§ TASK INSTRUCTIONS
From the records, pick out and copy each line containing "conforme".

==== EXTRACTED RECORDS ====

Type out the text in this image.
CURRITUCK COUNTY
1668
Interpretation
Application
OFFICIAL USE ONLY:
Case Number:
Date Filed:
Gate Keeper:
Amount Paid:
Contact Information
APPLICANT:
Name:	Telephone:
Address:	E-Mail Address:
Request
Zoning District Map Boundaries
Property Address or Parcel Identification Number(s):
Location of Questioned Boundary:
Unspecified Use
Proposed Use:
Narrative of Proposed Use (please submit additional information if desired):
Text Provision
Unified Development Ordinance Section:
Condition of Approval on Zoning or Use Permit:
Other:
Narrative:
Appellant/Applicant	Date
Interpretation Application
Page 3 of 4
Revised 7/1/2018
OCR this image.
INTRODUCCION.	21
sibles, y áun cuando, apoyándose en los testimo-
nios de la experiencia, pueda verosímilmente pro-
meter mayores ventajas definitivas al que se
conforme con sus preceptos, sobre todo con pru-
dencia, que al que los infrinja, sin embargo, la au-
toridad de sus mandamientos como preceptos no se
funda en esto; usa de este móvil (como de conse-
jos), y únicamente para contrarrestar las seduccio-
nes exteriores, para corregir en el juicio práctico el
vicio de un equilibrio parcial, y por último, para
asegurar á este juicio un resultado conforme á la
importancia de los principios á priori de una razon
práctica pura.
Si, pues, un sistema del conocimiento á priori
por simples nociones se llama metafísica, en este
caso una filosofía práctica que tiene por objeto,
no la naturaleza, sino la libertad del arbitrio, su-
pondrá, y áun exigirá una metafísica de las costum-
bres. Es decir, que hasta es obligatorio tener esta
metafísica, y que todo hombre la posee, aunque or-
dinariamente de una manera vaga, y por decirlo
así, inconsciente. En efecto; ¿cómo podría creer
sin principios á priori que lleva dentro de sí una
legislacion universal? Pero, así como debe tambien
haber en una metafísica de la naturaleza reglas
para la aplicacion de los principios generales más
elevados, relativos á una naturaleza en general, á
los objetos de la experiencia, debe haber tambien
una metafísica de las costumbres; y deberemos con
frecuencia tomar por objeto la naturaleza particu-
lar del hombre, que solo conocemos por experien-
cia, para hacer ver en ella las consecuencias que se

====

§ FULL ANSWER
conforme con sus preceptos, sobre todo con pru-
asegurar á este juicio un resultado conforme á la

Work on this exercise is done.